Excerpt from a dataset:
# # # # #

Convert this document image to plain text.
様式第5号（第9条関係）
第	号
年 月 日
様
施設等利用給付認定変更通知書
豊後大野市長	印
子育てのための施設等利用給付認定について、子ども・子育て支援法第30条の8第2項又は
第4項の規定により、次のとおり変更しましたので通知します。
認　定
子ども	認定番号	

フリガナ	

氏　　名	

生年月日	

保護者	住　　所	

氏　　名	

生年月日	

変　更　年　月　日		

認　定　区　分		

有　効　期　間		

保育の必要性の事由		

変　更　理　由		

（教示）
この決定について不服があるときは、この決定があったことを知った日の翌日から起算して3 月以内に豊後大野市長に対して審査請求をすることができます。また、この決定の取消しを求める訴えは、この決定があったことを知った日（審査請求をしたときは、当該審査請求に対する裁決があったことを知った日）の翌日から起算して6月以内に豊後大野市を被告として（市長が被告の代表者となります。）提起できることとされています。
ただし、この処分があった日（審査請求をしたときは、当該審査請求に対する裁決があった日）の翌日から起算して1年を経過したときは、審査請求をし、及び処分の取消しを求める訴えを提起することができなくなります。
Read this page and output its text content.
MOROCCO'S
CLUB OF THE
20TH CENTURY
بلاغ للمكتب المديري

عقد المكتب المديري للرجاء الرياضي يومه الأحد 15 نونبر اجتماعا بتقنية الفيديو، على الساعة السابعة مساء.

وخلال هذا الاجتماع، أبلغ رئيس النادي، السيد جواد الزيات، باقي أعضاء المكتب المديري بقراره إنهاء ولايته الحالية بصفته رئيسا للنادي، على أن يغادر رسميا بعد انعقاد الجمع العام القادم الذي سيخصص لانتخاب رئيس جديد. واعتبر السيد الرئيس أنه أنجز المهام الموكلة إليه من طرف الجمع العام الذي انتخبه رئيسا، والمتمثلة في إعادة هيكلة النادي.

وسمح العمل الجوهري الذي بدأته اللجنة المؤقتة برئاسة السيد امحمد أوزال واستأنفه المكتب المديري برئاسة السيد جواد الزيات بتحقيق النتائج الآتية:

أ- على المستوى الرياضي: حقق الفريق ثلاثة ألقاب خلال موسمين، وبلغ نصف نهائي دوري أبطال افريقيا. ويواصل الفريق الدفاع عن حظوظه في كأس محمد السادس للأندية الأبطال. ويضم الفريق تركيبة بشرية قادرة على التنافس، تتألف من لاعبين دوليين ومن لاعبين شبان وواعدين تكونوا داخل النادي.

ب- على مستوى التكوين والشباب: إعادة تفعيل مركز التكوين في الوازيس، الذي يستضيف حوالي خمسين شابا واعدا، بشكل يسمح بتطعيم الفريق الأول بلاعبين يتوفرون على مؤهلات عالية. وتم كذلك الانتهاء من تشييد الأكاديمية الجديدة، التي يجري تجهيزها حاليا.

# # # # #

■ Exercise instructions ■
Search the records above for the string "this". Copy every line that contains it.

■ Complete output ■
Convert this document image to plain text.
Read this page and output its text content.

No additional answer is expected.